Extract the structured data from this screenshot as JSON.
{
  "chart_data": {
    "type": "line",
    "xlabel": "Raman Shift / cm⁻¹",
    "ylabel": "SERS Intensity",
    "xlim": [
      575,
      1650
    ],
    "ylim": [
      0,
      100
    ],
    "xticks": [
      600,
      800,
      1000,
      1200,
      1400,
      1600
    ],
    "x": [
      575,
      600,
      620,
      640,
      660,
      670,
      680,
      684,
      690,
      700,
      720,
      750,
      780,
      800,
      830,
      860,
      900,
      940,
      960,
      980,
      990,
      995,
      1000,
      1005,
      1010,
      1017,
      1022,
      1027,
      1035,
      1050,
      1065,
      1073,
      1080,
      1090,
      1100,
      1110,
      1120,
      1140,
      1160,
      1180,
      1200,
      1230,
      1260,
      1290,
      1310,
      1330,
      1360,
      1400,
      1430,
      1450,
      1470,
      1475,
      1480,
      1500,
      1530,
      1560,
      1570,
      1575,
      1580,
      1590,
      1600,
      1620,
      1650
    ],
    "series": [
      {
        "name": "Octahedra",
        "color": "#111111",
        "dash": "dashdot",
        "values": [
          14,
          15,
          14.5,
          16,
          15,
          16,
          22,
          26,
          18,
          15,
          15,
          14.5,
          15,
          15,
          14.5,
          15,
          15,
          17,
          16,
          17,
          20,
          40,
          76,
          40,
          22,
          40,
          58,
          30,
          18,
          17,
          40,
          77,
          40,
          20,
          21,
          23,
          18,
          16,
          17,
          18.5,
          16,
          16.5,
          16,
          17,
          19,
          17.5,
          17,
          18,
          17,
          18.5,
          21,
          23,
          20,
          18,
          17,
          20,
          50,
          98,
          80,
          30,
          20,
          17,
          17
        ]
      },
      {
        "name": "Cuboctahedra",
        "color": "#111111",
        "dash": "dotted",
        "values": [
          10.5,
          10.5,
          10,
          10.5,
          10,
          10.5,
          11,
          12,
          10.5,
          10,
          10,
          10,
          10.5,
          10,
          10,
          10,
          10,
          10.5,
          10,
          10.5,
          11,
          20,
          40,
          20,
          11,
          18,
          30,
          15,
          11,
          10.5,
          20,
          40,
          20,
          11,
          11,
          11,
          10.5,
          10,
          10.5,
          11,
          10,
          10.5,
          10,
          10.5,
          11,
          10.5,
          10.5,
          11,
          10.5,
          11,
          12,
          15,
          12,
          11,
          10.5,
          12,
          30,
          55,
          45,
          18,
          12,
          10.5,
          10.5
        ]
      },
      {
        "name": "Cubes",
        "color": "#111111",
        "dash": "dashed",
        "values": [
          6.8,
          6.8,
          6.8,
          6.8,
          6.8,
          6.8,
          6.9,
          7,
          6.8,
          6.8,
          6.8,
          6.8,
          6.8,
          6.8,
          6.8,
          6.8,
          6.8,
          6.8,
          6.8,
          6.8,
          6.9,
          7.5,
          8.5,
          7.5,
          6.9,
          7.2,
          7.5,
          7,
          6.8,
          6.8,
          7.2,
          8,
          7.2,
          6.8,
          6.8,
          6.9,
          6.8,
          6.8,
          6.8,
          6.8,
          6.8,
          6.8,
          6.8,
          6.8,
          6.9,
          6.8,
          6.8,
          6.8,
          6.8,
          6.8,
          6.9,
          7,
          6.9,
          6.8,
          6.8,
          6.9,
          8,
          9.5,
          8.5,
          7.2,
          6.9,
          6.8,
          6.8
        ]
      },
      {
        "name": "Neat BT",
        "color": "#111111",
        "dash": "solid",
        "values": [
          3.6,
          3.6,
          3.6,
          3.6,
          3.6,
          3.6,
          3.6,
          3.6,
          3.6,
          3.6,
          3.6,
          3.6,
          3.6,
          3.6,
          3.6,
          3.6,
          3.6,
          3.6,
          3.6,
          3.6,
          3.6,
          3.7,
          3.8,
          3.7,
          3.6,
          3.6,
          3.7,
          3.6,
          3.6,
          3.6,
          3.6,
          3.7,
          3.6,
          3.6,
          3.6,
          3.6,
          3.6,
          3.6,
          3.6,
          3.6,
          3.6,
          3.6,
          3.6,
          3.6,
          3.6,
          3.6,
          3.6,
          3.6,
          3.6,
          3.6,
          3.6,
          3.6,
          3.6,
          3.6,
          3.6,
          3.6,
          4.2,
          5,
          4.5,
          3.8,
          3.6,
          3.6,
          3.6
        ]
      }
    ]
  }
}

▶ **TASK GOAL**
Every record above needs to be repeated word for word.

▶ **COMPLETE RESPONSE**
Extract the structured data from this screenshot as JSON.
{
  "chart_data": {
    "type": "line",
    "xlabel": "Raman Shift / cm⁻¹",
    "ylabel": "SERS Intensity",
    "xlim": [
      575,
      1650
    ],
    "ylim": [
      0,
      100
    ],
    "xticks": [
      600,
      800,
      1000,
      1200,
      1400,
      1600
    ],
    "x": [
      575,
      600,
      620,
      640,
      660,
      670,
      680,
      684,
      690,
      700,
      720,
      750,
      780,
      800,
      830,
      860,
      900,
      940,
      960,
      980,
      990,
      995,
      1000,
      1005,
      1010,
      1017,
      1022,
      1027,
      1035,
      1050,
      1065,
      1073,
      1080,
      1090,
      1100,
      1110,
      1120,
      1140,
      1160,
      1180,
      1200,
      1230,
      1260,
      1290,
      1310,
      1330,
      1360,
      1400,
      1430,
      1450,
      1470,
      1475,
      1480,
      1500,
      1530,
      1560,
      1570,
      1575,
      1580,
      1590,
      1600,
      1620,
      1650
    ],
    "series": [
      {
        "name": "Octahedra",
        "color": "#111111",
        "dash": "dashdot",
        "values": [
          14,
          15,
          14.5,
          16,
          15,
          16,
          22,
          26,
          18,
          15,
          15,
          14.5,
          15,
          15,
          14.5,
          15,
          15,
          17,
          16,
          17,
          20,
          40,
          76,
          40,
          22,
          40,
          58,
          30,
          18,
          17,
          40,
          77,
          40,
          20,
          21,
          23,
          18,
          16,
          17,
          18.5,
          16,
          16.5,
          16,
          17,
          19,
          17.5,
          17,
          18,
          17,
          18.5,
          21,
          23,
          20,
          18,
          17,
          20,
          50,
          98,
          80,
          30,
          20,
          17,
          17
        ]
      },
      {
        "name": "Cuboctahedra",
        "color": "#111111",
        "dash": "dotted",
        "values": [
          10.5,
          10.5,
          10,
          10.5,
          10,
          10.5,
          11,
          12,
          10.5,
          10,
          10,
          10,
          10.5,
          10,
          10,
          10,
          10,
          10.5,
          10,
          10.5,
          11,
          20,
          40,
          20,
          11,
          18,
          30,
          15,
          11,
          10.5,
          20,
          40,
          20,
          11,
          11,
          11,
          10.5,
          10,
          10.5,
          11,
          10,
          10.5,
          10,
          10.5,
          11,
          10.5,
          10.5,
          11,
          10.5,
          11,
          12,
          15,
          12,
          11,
          10.5,
          12,
          30,
          55,
          45,
          18,
          12,
          10.5,
          10.5
        ]
      },
      {
        "name": "Cubes",
        "color": "#111111",
        "dash": "dashed",
        "values": [
          6.8,
          6.8,
          6.8,
          6.8,
          6.8,
          6.8,
          6.9,
          7,
          6.8,
          6.8,
          6.8,
          6.8,
          6.8,
          6.8,
          6.8,
          6.8,
          6.8,
          6.8,
          6.8,
          6.8,
          6.9,
          7.5,
          8.5,
          7.5,
          6.9,
          7.2,
          7.5,
          7,
          6.8,
          6.8,
          7.2,
          8,
          7.2,
          6.8,
          6.8,
          6.9,
          6.8,
          6.8,
          6.8,
          6.8,
          6.8,
          6.8,
          6.8,
          6.8,
          6.9,
          6.8,
          6.8,
          6.8,
          6.8,
          6.8,
          6.9,
          7,
          6.9,
          6.8,
          6.8,
          6.9,
          8,
          9.5,
          8.5,
          7.2,
          6.9,
          6.8,
          6.8
        ]
      },
      {
        "name": "Neat BT",
        "color": "#111111",
        "dash": "solid",
        "values": [
          3.6,
          3.6,
          3.6,
          3.6,
          3.6,
          3.6,
          3.6,
          3.6,
          3.6,
          3.6,
          3.6,
          3.6,
          3.6,
          3.6,
          3.6,
          3.6,
          3.6,
          3.6,
          3.6,
          3.6,
          3.6,
          3.7,
          3.8,
          3.7,
          3.6,
          3.6,
          3.7,
          3.6,
          3.6,
          3.6,
          3.6,
          3.7,
          3.6,
          3.6,
          3.6,
          3.6,
          3.6,
          3.6,
          3.6,
          3.6,
          3.6,
          3.6,
          3.6,
          3.6,
          3.6,
          3.6,
          3.6,
          3.6,
          3.6,
          3.6,
          3.6,
          3.6,
          3.6,
          3.6,
          3.6,
          3.6,
          4.2,
          5,
          4.5,
          3.8,
          3.6,
          3.6,
          3.6
        ]
      }
    ]
  }
}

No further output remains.